→ **Records shown**:
________________________________________
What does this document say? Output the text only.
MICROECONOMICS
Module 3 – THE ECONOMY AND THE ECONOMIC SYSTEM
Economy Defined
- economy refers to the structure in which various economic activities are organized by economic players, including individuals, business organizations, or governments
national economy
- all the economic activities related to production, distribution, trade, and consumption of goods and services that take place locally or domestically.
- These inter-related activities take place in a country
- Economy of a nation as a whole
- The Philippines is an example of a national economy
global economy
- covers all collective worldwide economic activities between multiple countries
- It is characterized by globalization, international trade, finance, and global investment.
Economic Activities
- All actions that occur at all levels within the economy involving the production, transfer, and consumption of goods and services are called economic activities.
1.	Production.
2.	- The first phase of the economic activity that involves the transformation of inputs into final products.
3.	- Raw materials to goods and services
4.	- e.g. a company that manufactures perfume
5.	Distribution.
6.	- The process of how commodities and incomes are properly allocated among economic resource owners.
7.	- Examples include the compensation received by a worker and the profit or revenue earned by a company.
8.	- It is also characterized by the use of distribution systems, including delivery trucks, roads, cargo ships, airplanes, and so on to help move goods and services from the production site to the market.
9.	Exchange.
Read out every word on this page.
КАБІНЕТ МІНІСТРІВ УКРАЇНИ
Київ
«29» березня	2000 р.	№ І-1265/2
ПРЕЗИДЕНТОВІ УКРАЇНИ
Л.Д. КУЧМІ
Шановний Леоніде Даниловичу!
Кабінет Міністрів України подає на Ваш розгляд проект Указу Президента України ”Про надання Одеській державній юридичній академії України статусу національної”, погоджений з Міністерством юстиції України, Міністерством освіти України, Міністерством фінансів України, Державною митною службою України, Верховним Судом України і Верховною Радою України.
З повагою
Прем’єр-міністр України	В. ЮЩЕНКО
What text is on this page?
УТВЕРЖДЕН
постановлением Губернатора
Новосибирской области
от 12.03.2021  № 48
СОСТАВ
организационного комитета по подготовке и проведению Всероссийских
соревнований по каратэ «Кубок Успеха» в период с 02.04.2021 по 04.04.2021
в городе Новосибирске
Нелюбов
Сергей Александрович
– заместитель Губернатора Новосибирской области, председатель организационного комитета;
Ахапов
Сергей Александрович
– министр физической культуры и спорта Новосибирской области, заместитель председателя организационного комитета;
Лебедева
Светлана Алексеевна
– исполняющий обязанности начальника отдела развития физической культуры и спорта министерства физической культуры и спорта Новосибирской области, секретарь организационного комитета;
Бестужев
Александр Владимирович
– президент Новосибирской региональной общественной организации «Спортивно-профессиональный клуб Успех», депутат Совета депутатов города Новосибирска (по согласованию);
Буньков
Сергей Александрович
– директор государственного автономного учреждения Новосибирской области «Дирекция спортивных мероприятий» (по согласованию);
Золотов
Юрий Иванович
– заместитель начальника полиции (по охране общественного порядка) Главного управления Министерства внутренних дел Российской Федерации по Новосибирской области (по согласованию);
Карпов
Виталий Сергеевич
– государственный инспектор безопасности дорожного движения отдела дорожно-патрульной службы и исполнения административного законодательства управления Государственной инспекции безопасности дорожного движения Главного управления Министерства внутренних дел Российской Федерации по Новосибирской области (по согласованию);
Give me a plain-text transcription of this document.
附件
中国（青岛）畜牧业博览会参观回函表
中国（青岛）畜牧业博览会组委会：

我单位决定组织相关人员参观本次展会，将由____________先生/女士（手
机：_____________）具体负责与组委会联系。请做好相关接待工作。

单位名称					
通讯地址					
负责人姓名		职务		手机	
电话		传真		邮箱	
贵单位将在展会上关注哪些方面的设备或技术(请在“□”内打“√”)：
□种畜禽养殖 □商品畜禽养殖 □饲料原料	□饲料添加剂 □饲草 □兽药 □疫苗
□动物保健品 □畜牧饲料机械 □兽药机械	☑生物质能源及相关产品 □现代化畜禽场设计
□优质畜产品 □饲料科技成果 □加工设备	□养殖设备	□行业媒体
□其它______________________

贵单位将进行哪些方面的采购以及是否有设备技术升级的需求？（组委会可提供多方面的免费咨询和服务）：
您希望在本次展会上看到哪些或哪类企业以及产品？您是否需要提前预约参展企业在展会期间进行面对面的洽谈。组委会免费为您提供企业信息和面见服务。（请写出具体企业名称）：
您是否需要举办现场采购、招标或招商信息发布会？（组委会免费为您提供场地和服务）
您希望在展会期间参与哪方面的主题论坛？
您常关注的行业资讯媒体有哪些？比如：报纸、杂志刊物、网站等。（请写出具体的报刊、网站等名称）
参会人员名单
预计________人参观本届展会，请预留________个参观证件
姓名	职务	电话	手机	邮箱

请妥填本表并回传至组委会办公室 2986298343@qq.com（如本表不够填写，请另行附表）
________________________________________
→ **Short exercise**: All of the entries above must be quoted exactly.

→ **Result of this exercise**:
What does this document say? Output the text only.
MICROECONOMICS
Module 3 – THE ECONOMY AND THE ECONOMIC SYSTEM
Economy Defined
- economy refers to the structure in which various economic activities are organized by economic players, including individuals, business organizations, or governments
national economy
- all the economic activities related to production, distribution, trade, and consumption of goods and services that take place locally or domestically.
- These inter-related activities take place in a country
- Economy of a nation as a whole
- The Philippines is an example of a national economy
global economy
- covers all collective worldwide economic activities between multiple countries
- It is characterized by globalization, international trade, finance, and global investment.
Economic Activities
- All actions that occur at all levels within the economy involving the production, transfer, and consumption of goods and services are called economic activities.
1.	Production.
2.	- The first phase of the economic activity that involves the transformation of inputs into final products.
3.	- Raw materials to goods and services
4.	- e.g. a company that manufactures perfume
5.	Distribution.
6.	- The process of how commodities and incomes are properly allocated among economic resource owners.
7.	- Examples include the compensation received by a worker and the profit or revenue earned by a company.
8.	- It is also characterized by the use of distribution systems, including delivery trucks, roads, cargo ships, airplanes, and so on to help move goods and services from the production site to the market.
9.	Exchange.
Read out every word on this page.
КАБІНЕТ МІНІСТРІВ УКРАЇНИ
Київ
«29» березня	2000 р.	№ І-1265/2
ПРЕЗИДЕНТОВІ УКРАЇНИ
Л.Д. КУЧМІ
Шановний Леоніде Даниловичу!
Кабінет Міністрів України подає на Ваш розгляд проект Указу Президента України ”Про надання Одеській державній юридичній академії України статусу національної”, погоджений з Міністерством юстиції України, Міністерством освіти України, Міністерством фінансів України, Державною митною службою України, Верховним Судом України і Верховною Радою України.
З повагою
Прем’єр-міністр України	В. ЮЩЕНКО
What text is on this page?
УТВЕРЖДЕН
постановлением Губернатора
Новосибирской области
от 12.03.2021  № 48
СОСТАВ
организационного комитета по подготовке и проведению Всероссийских
соревнований по каратэ «Кубок Успеха» в период с 02.04.2021 по 04.04.2021
в городе Новосибирске
Нелюбов
Сергей Александрович
– заместитель Губернатора Новосибирской области, председатель организационного комитета;
Ахапов
Сергей Александрович
– министр физической культуры и спорта Новосибирской области, заместитель председателя организационного комитета;
Лебедева
Светлана Алексеевна
– исполняющий обязанности начальника отдела развития физической культуры и спорта министерства физической культуры и спорта Новосибирской области, секретарь организационного комитета;
Бестужев
Александр Владимирович
– президент Новосибирской региональной общественной организации «Спортивно-профессиональный клуб Успех», депутат Совета депутатов города Новосибирска (по согласованию);
Буньков
Сергей Александрович
– директор государственного автономного учреждения Новосибирской области «Дирекция спортивных мероприятий» (по согласованию);
Золотов
Юрий Иванович
– заместитель начальника полиции (по охране общественного порядка) Главного управления Министерства внутренних дел Российской Федерации по Новосибирской области (по согласованию);
Карпов
Виталий Сергеевич
– государственный инспектор безопасности дорожного движения отдела дорожно-патрульной службы и исполнения административного законодательства управления Государственной инспекции безопасности дорожного движения Главного управления Министерства внутренних дел Российской Федерации по Новосибирской области (по согласованию);
Give me a plain-text transcription of this document.
附件
中国（青岛）畜牧业博览会参观回函表
中国（青岛）畜牧业博览会组委会：

我单位决定组织相关人员参观本次展会，将由____________先生/女士（手
机：_____________）具体负责与组委会联系。请做好相关接待工作。

单位名称					
通讯地址					
负责人姓名		职务		手机	
电话		传真		邮箱	
贵单位将在展会上关注哪些方面的设备或技术(请在“□”内打“√”)：
□种畜禽养殖 □商品畜禽养殖 □饲料原料	□饲料添加剂 □饲草 □兽药 □疫苗
□动物保健品 □畜牧饲料机械 □兽药机械	☑生物质能源及相关产品 □现代化畜禽场设计
□优质畜产品 □饲料科技成果 □加工设备	□养殖设备	□行业媒体
□其它______________________

贵单位将进行哪些方面的采购以及是否有设备技术升级的需求？（组委会可提供多方面的免费咨询和服务）：
您希望在本次展会上看到哪些或哪类企业以及产品？您是否需要提前预约参展企业在展会期间进行面对面的洽谈。组委会免费为您提供企业信息和面见服务。（请写出具体企业名称）：
您是否需要举办现场采购、招标或招商信息发布会？（组委会免费为您提供场地和服务）
您希望在展会期间参与哪方面的主题论坛？
您常关注的行业资讯媒体有哪些？比如：报纸、杂志刊物、网站等。（请写出具体的报刊、网站等名称）
参会人员名单
预计________人参观本届展会，请预留________个参观证件
姓名	职务	电话	手机	邮箱

请妥填本表并回传至组委会办公室 2986298343@qq.com（如本表不够填写，请另行附表）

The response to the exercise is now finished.